### Items from a dataset
+++

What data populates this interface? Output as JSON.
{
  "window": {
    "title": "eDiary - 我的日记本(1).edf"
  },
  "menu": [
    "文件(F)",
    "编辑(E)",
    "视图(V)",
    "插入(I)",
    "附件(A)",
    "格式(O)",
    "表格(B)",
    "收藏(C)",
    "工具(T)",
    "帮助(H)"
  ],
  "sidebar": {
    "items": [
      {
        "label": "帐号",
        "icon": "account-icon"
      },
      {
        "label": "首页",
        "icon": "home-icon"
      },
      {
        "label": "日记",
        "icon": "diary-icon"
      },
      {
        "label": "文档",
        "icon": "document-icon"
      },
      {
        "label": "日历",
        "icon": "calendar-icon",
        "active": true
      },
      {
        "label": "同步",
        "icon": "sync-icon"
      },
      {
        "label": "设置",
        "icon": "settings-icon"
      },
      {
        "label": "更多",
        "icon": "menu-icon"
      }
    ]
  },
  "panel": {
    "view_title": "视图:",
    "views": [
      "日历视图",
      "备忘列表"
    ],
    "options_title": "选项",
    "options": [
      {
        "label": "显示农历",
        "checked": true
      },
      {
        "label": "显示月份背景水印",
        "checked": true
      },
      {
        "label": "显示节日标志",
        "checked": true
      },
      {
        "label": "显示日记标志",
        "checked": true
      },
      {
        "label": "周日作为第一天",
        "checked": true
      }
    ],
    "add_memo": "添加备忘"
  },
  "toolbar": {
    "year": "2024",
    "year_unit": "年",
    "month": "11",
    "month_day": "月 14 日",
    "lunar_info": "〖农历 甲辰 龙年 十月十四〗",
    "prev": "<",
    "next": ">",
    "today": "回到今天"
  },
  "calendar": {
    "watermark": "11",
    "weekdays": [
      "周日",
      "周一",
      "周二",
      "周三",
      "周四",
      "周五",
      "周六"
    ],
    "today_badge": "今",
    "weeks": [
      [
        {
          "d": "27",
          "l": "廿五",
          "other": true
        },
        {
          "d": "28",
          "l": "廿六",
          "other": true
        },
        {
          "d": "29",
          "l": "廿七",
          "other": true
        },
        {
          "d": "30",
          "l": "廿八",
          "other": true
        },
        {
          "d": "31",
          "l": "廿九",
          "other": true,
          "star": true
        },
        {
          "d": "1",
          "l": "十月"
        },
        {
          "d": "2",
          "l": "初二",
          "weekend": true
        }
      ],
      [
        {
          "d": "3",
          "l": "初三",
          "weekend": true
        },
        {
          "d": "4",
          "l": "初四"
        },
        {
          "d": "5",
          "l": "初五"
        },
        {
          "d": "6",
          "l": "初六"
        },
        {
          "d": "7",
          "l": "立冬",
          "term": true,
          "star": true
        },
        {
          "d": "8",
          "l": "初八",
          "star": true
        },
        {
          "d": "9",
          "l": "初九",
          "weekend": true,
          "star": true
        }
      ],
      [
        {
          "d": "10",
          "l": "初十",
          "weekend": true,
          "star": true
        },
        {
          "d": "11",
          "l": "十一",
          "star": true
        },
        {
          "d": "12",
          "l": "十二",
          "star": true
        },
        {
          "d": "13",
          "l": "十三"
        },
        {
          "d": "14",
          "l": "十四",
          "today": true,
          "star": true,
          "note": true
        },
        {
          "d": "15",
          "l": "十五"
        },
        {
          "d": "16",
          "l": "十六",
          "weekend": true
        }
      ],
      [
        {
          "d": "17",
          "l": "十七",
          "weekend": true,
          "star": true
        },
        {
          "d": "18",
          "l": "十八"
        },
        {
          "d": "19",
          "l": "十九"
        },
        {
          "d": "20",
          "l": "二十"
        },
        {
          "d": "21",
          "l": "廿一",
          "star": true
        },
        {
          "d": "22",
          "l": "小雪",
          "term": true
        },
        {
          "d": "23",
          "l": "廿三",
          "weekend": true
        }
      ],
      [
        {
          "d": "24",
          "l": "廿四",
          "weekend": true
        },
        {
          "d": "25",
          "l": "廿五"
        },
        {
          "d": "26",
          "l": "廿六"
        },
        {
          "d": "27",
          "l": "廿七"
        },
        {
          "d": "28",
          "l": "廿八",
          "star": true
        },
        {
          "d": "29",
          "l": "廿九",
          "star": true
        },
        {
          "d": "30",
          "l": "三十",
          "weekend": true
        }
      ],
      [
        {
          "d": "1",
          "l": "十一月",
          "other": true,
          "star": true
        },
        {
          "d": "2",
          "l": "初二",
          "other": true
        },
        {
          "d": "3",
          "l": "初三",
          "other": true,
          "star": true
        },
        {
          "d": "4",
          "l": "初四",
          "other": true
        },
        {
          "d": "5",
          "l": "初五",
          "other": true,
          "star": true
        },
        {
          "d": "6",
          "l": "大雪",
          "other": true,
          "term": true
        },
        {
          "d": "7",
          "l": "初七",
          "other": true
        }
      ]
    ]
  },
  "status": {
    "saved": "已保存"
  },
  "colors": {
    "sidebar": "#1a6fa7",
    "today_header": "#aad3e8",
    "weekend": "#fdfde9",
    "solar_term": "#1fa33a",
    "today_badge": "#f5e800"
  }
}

+++

### TASK
Repeat every record exactly as written, please.

### WRITTEN REPLY
What data populates this interface? Output as JSON.
{
  "window": {
    "title": "eDiary - 我的日记本(1).edf"
  },
  "menu": [
    "文件(F)",
    "编辑(E)",
    "视图(V)",
    "插入(I)",
    "附件(A)",
    "格式(O)",
    "表格(B)",
    "收藏(C)",
    "工具(T)",
    "帮助(H)"
  ],
  "sidebar": {
    "items": [
      {
        "label": "帐号",
        "icon": "account-icon"
      },
      {
        "label": "首页",
        "icon": "home-icon"
      },
      {
        "label": "日记",
        "icon": "diary-icon"
      },
      {
        "label": "文档",
        "icon": "document-icon"
      },
      {
        "label": "日历",
        "icon": "calendar-icon",
        "active": true
      },
      {
        "label": "同步",
        "icon": "sync-icon"
      },
      {
        "label": "设置",
        "icon": "settings-icon"
      },
      {
        "label": "更多",
        "icon": "menu-icon"
      }
    ]
  },
  "panel": {
    "view_title": "视图:",
    "views": [
      "日历视图",
      "备忘列表"
    ],
    "options_title": "选项",
    "options": [
      {
        "label": "显示农历",
        "checked": true
      },
      {
        "label": "显示月份背景水印",
        "checked": true
      },
      {
        "label": "显示节日标志",
        "checked": true
      },
      {
        "label": "显示日记标志",
        "checked": true
      },
      {
        "label": "周日作为第一天",
        "checked": true
      }
    ],
    "add_memo": "添加备忘"
  },
  "toolbar": {
    "year": "2024",
    "year_unit": "年",
    "month": "11",
    "month_day": "月 14 日",
    "lunar_info": "〖农历 甲辰 龙年 十月十四〗",
    "prev": "<",
    "next": ">",
    "today": "回到今天"
  },
  "calendar": {
    "watermark": "11",
    "weekdays": [
      "周日",
      "周一",
      "周二",
      "周三",
      "周四",
      "周五",
      "周六"
    ],
    "today_badge": "今",
    "weeks": [
      [
        {
          "d": "27",
          "l": "廿五",
          "other": true
        },
        {
          "d": "28",
          "l": "廿六",
          "other": true
        },
        {
          "d": "29",
          "l": "廿七",
          "other": true
        },
        {
          "d": "30",
          "l": "廿八",
          "other": true
        },
        {
          "d": "31",
          "l": "廿九",
          "other": true,
          "star": true
        },
        {
          "d": "1",
          "l": "十月"
        },
        {
          "d": "2",
          "l": "初二",
          "weekend": true
        }
      ],
      [
        {
          "d": "3",
          "l": "初三",
          "weekend": true
        },
        {
          "d": "4",
          "l": "初四"
        },
        {
          "d": "5",
          "l": "初五"
        },
        {
          "d": "6",
          "l": "初六"
        },
        {
          "d": "7",
          "l": "立冬",
          "term": true,
          "star": true
        },
        {
          "d": "8",
          "l": "初八",
          "star": true
        },
        {
          "d": "9",
          "l": "初九",
          "weekend": true,
          "star": true
        }
      ],
      [
        {
          "d": "10",
          "l": "初十",
          "weekend": true,
          "star": true
        },
        {
          "d": "11",
          "l": "十一",
          "star": true
        },
        {
          "d": "12",
          "l": "十二",
          "star": true
        },
        {
          "d": "13",
          "l": "十三"
        },
        {
          "d": "14",
          "l": "十四",
          "today": true,
          "star": true,
          "note": true
        },
        {
          "d": "15",
          "l": "十五"
        },
        {
          "d": "16",
          "l": "十六",
          "weekend": true
        }
      ],
      [
        {
          "d": "17",
          "l": "十七",
          "weekend": true,
          "star": true
        },
        {
          "d": "18",
          "l": "十八"
        },
        {
          "d": "19",
          "l": "十九"
        },
        {
          "d": "20",
          "l": "二十"
        },
        {
          "d": "21",
          "l": "廿一",
          "star": true
        },
        {
          "d": "22",
          "l": "小雪",
          "term": true
        },
        {
          "d": "23",
          "l": "廿三",
          "weekend": true
        }
      ],
      [
        {
          "d": "24",
          "l": "廿四",
          "weekend": true
        },
        {
          "d": "25",
          "l": "廿五"
        },
        {
          "d": "26",
          "l": "廿六"
        },
        {
          "d": "27",
          "l": "廿七"
        },
        {
          "d": "28",
          "l": "廿八",
          "star": true
        },
        {
          "d": "29",
          "l": "廿九",
          "star": true
        },
        {
          "d": "30",
          "l": "三十",
          "weekend": true
        }
      ],
      [
        {
          "d": "1",
          "l": "十一月",
          "other": true,
          "star": true
        },
        {
          "d": "2",
          "l": "初二",
          "other": true
        },
        {
          "d": "3",
          "l": "初三",
          "other": true,
          "star": true
        },
        {
          "d": "4",
          "l": "初四",
          "other": true
        },
        {
          "d": "5",
          "l": "初五",
          "other": true,
          "star": true
        },
        {
          "d": "6",
          "l": "大雪",
          "other": true,
          "term": true
        },
        {
          "d": "7",
          "l": "初七",
          "other": true
        }
      ]
    ]
  },
  "status": {
    "saved": "已保存"
  },
  "colors": {
    "sidebar": "#1a6fa7",
    "today_header": "#aad3e8",
    "weekend": "#fdfde9",
    "solar_term": "#1fa33a",
    "today_badge": "#f5e800"
  }
}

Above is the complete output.